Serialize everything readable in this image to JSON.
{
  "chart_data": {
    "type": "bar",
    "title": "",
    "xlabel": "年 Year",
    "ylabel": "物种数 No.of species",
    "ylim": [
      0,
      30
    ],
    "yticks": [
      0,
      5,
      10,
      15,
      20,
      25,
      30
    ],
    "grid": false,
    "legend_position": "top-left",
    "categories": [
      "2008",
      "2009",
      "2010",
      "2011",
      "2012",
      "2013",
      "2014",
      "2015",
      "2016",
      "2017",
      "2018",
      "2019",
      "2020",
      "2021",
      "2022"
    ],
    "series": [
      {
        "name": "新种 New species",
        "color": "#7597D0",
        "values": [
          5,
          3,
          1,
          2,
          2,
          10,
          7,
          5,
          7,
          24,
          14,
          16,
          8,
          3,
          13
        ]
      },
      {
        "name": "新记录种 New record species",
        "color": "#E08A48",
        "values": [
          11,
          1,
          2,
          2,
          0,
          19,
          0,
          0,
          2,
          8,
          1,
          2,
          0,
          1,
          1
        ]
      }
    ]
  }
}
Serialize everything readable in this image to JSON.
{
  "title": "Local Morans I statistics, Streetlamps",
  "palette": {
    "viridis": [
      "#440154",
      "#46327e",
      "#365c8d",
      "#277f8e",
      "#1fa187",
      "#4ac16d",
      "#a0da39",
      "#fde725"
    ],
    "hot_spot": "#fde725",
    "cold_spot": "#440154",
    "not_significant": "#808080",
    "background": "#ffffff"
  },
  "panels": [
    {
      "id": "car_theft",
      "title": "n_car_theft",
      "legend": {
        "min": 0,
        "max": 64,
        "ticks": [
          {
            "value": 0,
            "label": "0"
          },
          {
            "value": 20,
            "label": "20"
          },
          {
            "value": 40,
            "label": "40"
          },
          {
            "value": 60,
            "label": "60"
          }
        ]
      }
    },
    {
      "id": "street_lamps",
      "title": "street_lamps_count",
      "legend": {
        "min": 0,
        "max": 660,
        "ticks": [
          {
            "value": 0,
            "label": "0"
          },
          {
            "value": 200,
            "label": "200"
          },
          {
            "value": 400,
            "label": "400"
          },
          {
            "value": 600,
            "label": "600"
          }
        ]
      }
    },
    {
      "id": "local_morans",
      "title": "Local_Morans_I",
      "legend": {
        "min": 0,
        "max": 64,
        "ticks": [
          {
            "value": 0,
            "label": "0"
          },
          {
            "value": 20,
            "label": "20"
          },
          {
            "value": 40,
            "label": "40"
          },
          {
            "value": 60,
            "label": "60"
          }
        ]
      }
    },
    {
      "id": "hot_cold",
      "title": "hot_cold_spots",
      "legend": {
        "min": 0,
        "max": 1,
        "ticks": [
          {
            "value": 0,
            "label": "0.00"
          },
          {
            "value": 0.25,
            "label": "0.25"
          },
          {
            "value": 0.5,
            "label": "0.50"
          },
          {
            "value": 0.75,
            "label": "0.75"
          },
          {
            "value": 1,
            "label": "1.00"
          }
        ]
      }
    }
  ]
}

------------------------

* Short task
Your task is to retype all of the records exactly.

* Output of the task
Serialize everything readable in this image to JSON.
{
  "chart_data": {
    "type": "bar",
    "title": "",
    "xlabel": "年 Year",
    "ylabel": "物种数 No.of species",
    "ylim": [
      0,
      30
    ],
    "yticks": [
      0,
      5,
      10,
      15,
      20,
      25,
      30
    ],
    "grid": false,
    "legend_position": "top-left",
    "categories": [
      "2008",
      "2009",
      "2010",
      "2011",
      "2012",
      "2013",
      "2014",
      "2015",
      "2016",
      "2017",
      "2018",
      "2019",
      "2020",
      "2021",
      "2022"
    ],
    "series": [
      {
        "name": "新种 New species",
        "color": "#7597D0",
        "values": [
          5,
          3,
          1,
          2,
          2,
          10,
          7,
          5,
          7,
          24,
          14,
          16,
          8,
          3,
          13
        ]
      },
      {
        "name": "新记录种 New record species",
        "color": "#E08A48",
        "values": [
          11,
          1,
          2,
          2,
          0,
          19,
          0,
          0,
          2,
          8,
          1,
          2,
          0,
          1,
          1
        ]
      }
    ]
  }
}
Serialize everything readable in this image to JSON.
{
  "title": "Local Morans I statistics, Streetlamps",
  "palette": {
    "viridis": [
      "#440154",
      "#46327e",
      "#365c8d",
      "#277f8e",
      "#1fa187",
      "#4ac16d",
      "#a0da39",
      "#fde725"
    ],
    "hot_spot": "#fde725",
    "cold_spot": "#440154",
    "not_significant": "#808080",
    "background": "#ffffff"
  },
  "panels": [
    {
      "id": "car_theft",
      "title": "n_car_theft",
      "legend": {
        "min": 0,
        "max": 64,
        "ticks": [
          {
            "value": 0,
            "label": "0"
          },
          {
            "value": 20,
            "label": "20"
          },
          {
            "value": 40,
            "label": "40"
          },
          {
            "value": 60,
            "label": "60"
          }
        ]
      }
    },
    {
      "id": "street_lamps",
      "title": "street_lamps_count",
      "legend": {
        "min": 0,
        "max": 660,
        "ticks": [
          {
            "value": 0,
            "label": "0"
          },
          {
            "value": 200,
            "label": "200"
          },
          {
            "value": 400,
            "label": "400"
          },
          {
            "value": 600,
            "label": "600"
          }
        ]
      }
    },
    {
      "id": "local_morans",
      "title": "Local_Morans_I",
      "legend": {
        "min": 0,
        "max": 64,
        "ticks": [
          {
            "value": 0,
            "label": "0"
          },
          {
            "value": 20,
            "label": "20"
          },
          {
            "value": 40,
            "label": "40"
          },
          {
            "value": 60,
            "label": "60"
          }
        ]
      }
    },
    {
      "id": "hot_cold",
      "title": "hot_cold_spots",
      "legend": {
        "min": 0,
        "max": 1,
        "ticks": [
          {
            "value": 0,
            "label": "0.00"
          },
          {
            "value": 0.25,
            "label": "0.25"
          },
          {
            "value": 0.5,
            "label": "0.50"
          },
          {
            "value": 0.75,
            "label": "0.75"
          },
          {
            "value": 1,
            "label": "1.00"
          }
        ]
      }
    }
  ]
}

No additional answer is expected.